### ENTRIES PROVIDED
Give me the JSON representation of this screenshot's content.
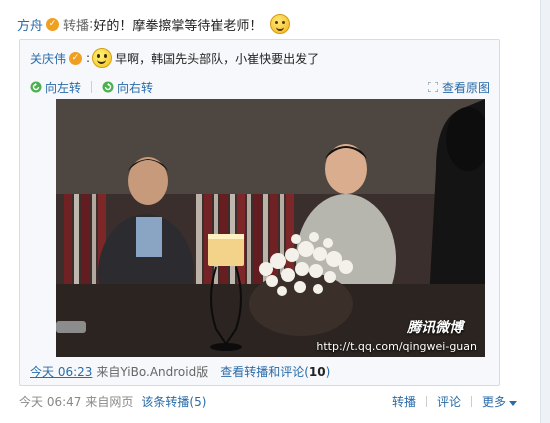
{
  "post": {
    "author": "方舟",
    "forward_label": "转播",
    "text": "好的！摩拳擦掌等待崔老师！"
  },
  "original": {
    "author": "关庆伟",
    "text": "早啊，韩国先头部队，小崔快要出发了"
  },
  "image_tools": {
    "rotate_left": "向左转",
    "rotate_right": "向右转",
    "view_original": "查看原图"
  },
  "photo": {
    "watermark_logo": "腾讯微博",
    "watermark_url": "http://t.qq.com/qingwei-guan"
  },
  "original_meta": {
    "time": "今天 06:23",
    "source": "来自YiBo.Android版",
    "view_link": "查看转播和评论",
    "count_open": "(",
    "count": "10",
    "count_close": ")"
  },
  "footer": {
    "time": "今天 06:47",
    "source": "来自网页",
    "thread_link": "该条转播(5)",
    "action_forward": "转播",
    "action_comment": "评论",
    "action_more": "更多"
  },
  "colors": {
    "link": "#2a6ba8",
    "verify_badge": "#f0a020"
  }
}
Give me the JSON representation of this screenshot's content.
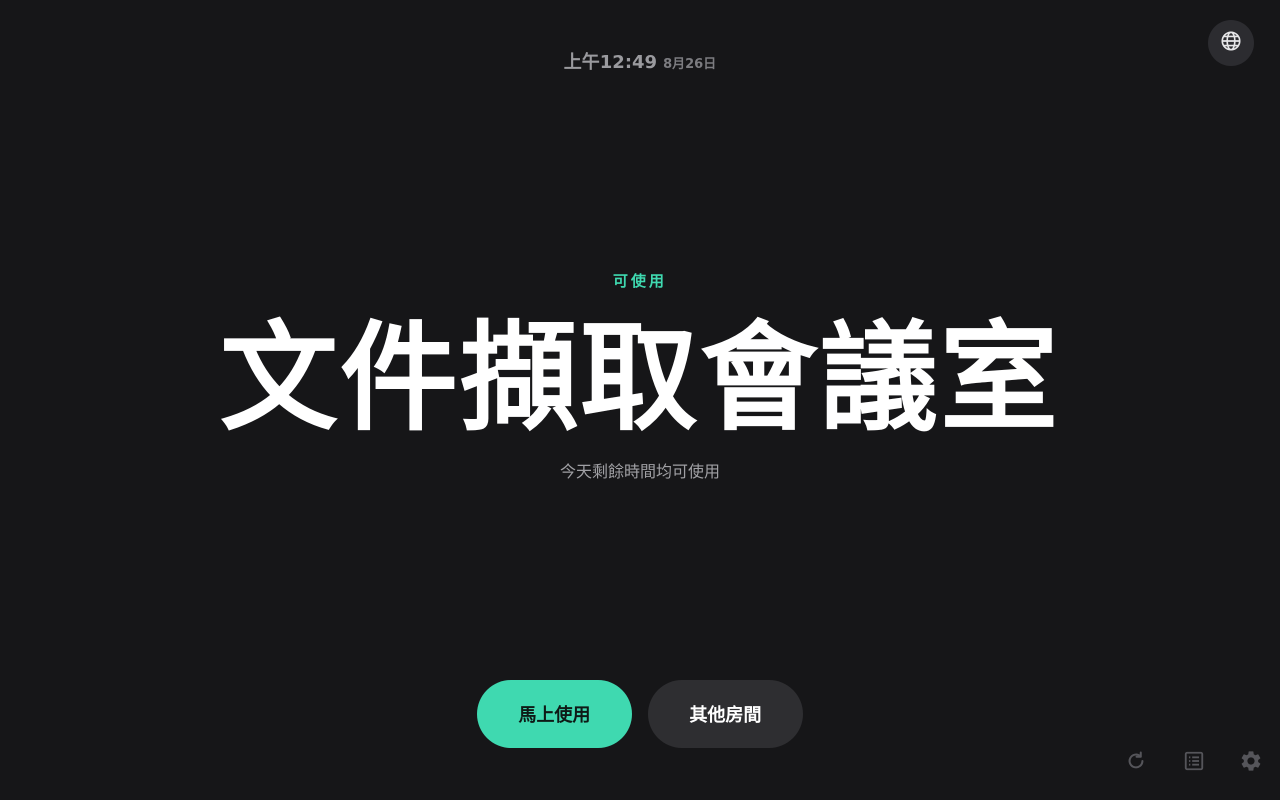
{
  "clock": {
    "time": "上午12:49",
    "date": "8月26日"
  },
  "status": {
    "label": "可使用",
    "color": "#3fd9b0"
  },
  "room": {
    "name": "文件擷取會議室",
    "availability": "今天剩餘時間均可使用"
  },
  "actions": {
    "book_now_label": "馬上使用",
    "book_now_color": "#3fd9b0",
    "other_rooms_label": "其他房間"
  },
  "icons": {
    "language": "globe-icon",
    "refresh": "refresh-icon",
    "schedule": "list-icon",
    "settings": "gear-icon"
  }
}
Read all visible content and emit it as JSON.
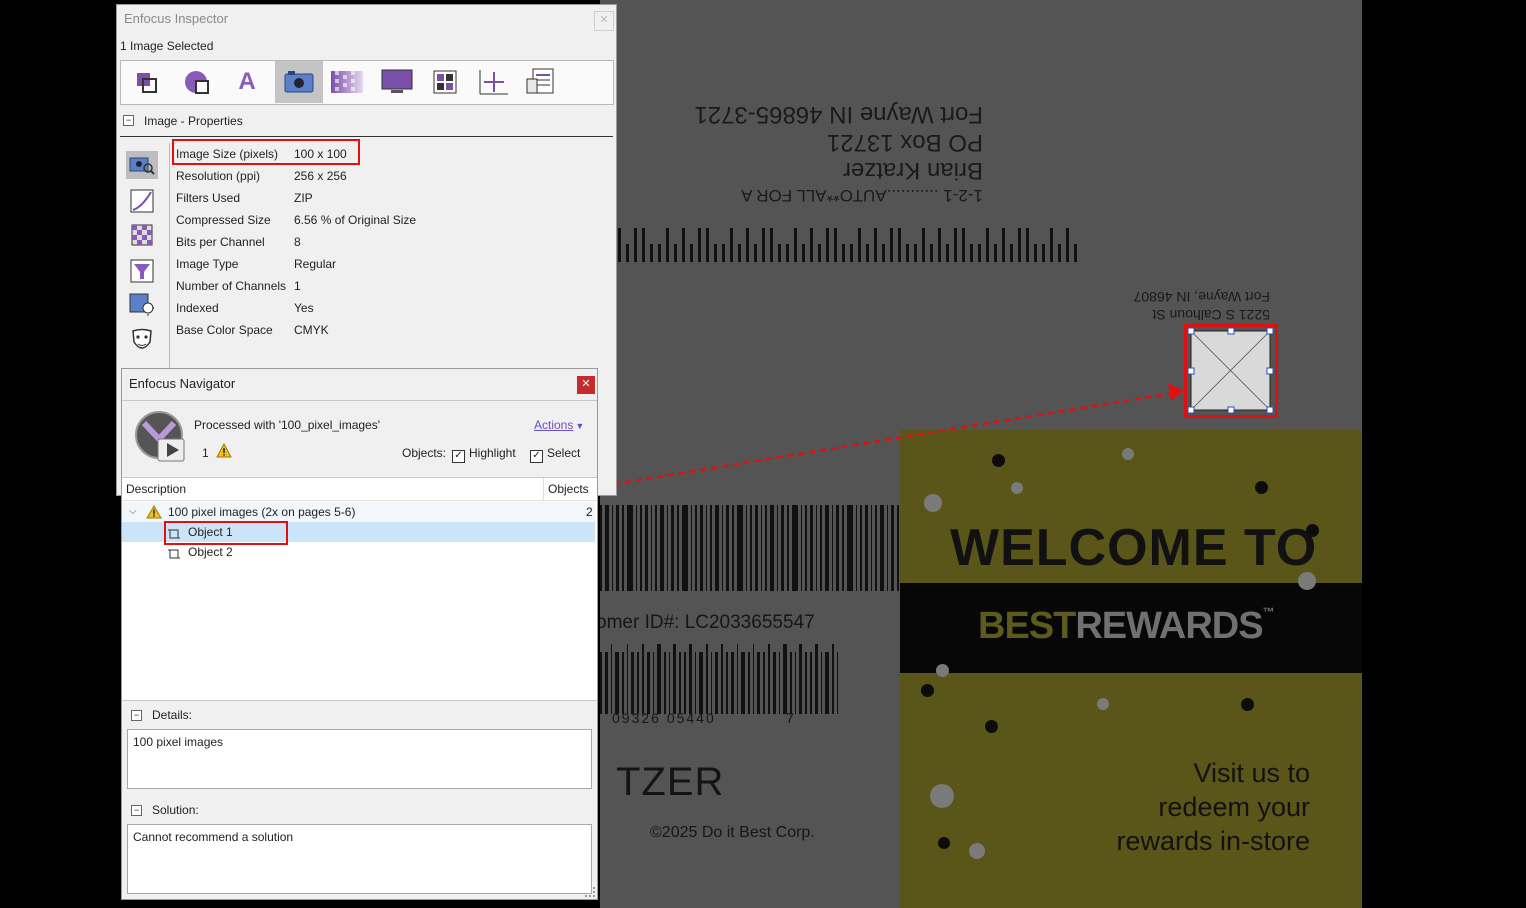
{
  "inspector": {
    "title": "Enfocus Inspector",
    "selection_status": "1 Image Selected",
    "toolbar_icons": [
      "object-icon",
      "shape-icon",
      "text-icon",
      "image-icon",
      "transparency-icon",
      "display-icon",
      "layout-icon",
      "position-icon",
      "document-info-icon"
    ],
    "section_title": "Image - Properties",
    "side_icons": [
      "image-properties-icon",
      "curves-icon",
      "checker-icon",
      "filter-icon",
      "color-adjust-icon",
      "mask-face-icon"
    ],
    "properties": [
      {
        "label": "Image Size (pixels)",
        "value": "100 x 100"
      },
      {
        "label": "Resolution (ppi)",
        "value": "256 x 256"
      },
      {
        "label": "Filters Used",
        "value": "ZIP"
      },
      {
        "label": "Compressed Size",
        "value": "6.56 % of Original Size"
      },
      {
        "label": "Bits per Channel",
        "value": "8"
      },
      {
        "label": "Image Type",
        "value": "Regular"
      },
      {
        "label": "Number of Channels",
        "value": "1"
      },
      {
        "label": "Indexed",
        "value": "Yes"
      },
      {
        "label": "Base Color Space",
        "value": "CMYK"
      }
    ]
  },
  "navigator": {
    "title": "Enfocus Navigator",
    "processed_with": "Processed with '100_pixel_images'",
    "actions_label": "Actions",
    "warning_count": "1",
    "objects_label": "Objects:",
    "highlight_label": "Highlight",
    "select_label": "Select",
    "col_description": "Description",
    "col_objects": "Objects",
    "tree_group": {
      "label": "100 pixel images (2x on pages 5-6)",
      "count": "2"
    },
    "tree_items": [
      "Object 1",
      "Object 2"
    ],
    "details_label": "Details:",
    "details_text": "100 pixel images",
    "solution_label": "Solution:",
    "solution_text": "Cannot recommend a solution"
  },
  "document": {
    "return_address": [
      "Fort Wayne IN  46865-3721",
      "PO Box 13721",
      "Brian Kratzer",
      "1-2-1 ...........AUTO**ALL FOR A"
    ],
    "mail_address": [
      "5221 S Calhoun St",
      "Fort Wayne, IN 46807"
    ],
    "customer_id": "omer ID#: LC2033655547",
    "upc_digits": "09326 05440",
    "upc_check": "7",
    "name_fragment": "TZER",
    "copyright": "©2025 Do it Best Corp.",
    "welcome": "WELCOME TO",
    "brand_best": "BEST",
    "brand_rewards": "REWARDS",
    "tm": "™",
    "promo_lines": [
      "Visit us to",
      "redeem your",
      "rewards in-store"
    ]
  },
  "colors": {
    "highlight_red": "#e01010",
    "promo_olive": "#5a5518",
    "canvas_gray": "#545454",
    "selection_blue": "#cce4f7",
    "link_purple": "#6b4fc4"
  }
}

### TASK
The records above are to be quoted exactly, with all pictures left out.

### EXPECTED ANSWER
Give me the JSON representation of this screenshot's content.
{
  "post": {
    "author": "方舟",
    "forward_label": "转播",
    "text": "好的！摩拳擦掌等待崔老师！"
  },
  "original": {
    "author": "关庆伟",
    "text": "早啊，韩国先头部队，小崔快要出发了"
  },
  "image_tools": {
    "rotate_left": "向左转",
    "rotate_right": "向右转",
    "view_original": "查看原图"
  },
  "photo": {
    "watermark_logo": "腾讯微博",
    "watermark_url": "http://t.qq.com/qingwei-guan"
  },
  "original_meta": {
    "time": "今天 06:23",
    "source": "来自YiBo.Android版",
    "view_link": "查看转播和评论",
    "count_open": "(",
    "count": "10",
    "count_close": ")"
  },
  "footer": {
    "time": "今天 06:47",
    "source": "来自网页",
    "thread_link": "该条转播(5)",
    "action_forward": "转播",
    "action_comment": "评论",
    "action_more": "更多"
  },
  "colors": {
    "link": "#2a6ba8",
    "verify_badge": "#f0a020"
  }
}
Give me the JSON representation of this screenshot's content.
{
  "clock": {
    "time": "上午12:49",
    "date": "8月26日"
  },
  "status": {
    "label": "可使用",
    "color": "#3fd9b0"
  },
  "room": {
    "name": "文件擷取會議室",
    "availability": "今天剩餘時間均可使用"
  },
  "actions": {
    "book_now_label": "馬上使用",
    "book_now_color": "#3fd9b0",
    "other_rooms_label": "其他房間"
  },
  "icons": {
    "language": "globe-icon",
    "refresh": "refresh-icon",
    "schedule": "list-icon",
    "settings": "gear-icon"
  }
}
Read all visible content and emit it as JSON.
{
  "inspector": {
    "title": "Enfocus Inspector",
    "selection_status": "1 Image Selected",
    "toolbar_icons": [
      "object-icon",
      "shape-icon",
      "text-icon",
      "image-icon",
      "transparency-icon",
      "display-icon",
      "layout-icon",
      "position-icon",
      "document-info-icon"
    ],
    "section_title": "Image - Properties",
    "side_icons": [
      "image-properties-icon",
      "curves-icon",
      "checker-icon",
      "filter-icon",
      "color-adjust-icon",
      "mask-face-icon"
    ],
    "properties": [
      {
        "label": "Image Size (pixels)",
        "value": "100 x 100"
      },
      {
        "label": "Resolution (ppi)",
        "value": "256 x 256"
      },
      {
        "label": "Filters Used",
        "value": "ZIP"
      },
      {
        "label": "Compressed Size",
        "value": "6.56 % of Original Size"
      },
      {
        "label": "Bits per Channel",
        "value": "8"
      },
      {
        "label": "Image Type",
        "value": "Regular"
      },
      {
        "label": "Number of Channels",
        "value": "1"
      },
      {
        "label": "Indexed",
        "value": "Yes"
      },
      {
        "label": "Base Color Space",
        "value": "CMYK"
      }
    ]
  },
  "navigator": {
    "title": "Enfocus Navigator",
    "processed_with": "Processed with '100_pixel_images'",
    "actions_label": "Actions",
    "warning_count": "1",
    "objects_label": "Objects:",
    "highlight_label": "Highlight",
    "select_label": "Select",
    "col_description": "Description",
    "col_objects": "Objects",
    "tree_group": {
      "label": "100 pixel images (2x on pages 5-6)",
      "count": "2"
    },
    "tree_items": [
      "Object 1",
      "Object 2"
    ],
    "details_label": "Details:",
    "details_text": "100 pixel images",
    "solution_label": "Solution:",
    "solution_text": "Cannot recommend a solution"
  },
  "document": {
    "return_address": [
      "Fort Wayne IN  46865-3721",
      "PO Box 13721",
      "Brian Kratzer",
      "1-2-1 ...........AUTO**ALL FOR A"
    ],
    "mail_address": [
      "5221 S Calhoun St",
      "Fort Wayne, IN 46807"
    ],
    "customer_id": "omer ID#: LC2033655547",
    "upc_digits": "09326 05440",
    "upc_check": "7",
    "name_fragment": "TZER",
    "copyright": "©2025 Do it Best Corp.",
    "welcome": "WELCOME TO",
    "brand_best": "BEST",
    "brand_rewards": "REWARDS",
    "tm": "™",
    "promo_lines": [
      "Visit us to",
      "redeem your",
      "rewards in-store"
    ]
  },
  "colors": {
    "highlight_red": "#e01010",
    "promo_olive": "#5a5518",
    "canvas_gray": "#545454",
    "selection_blue": "#cce4f7",
    "link_purple": "#6b4fc4"
  }
}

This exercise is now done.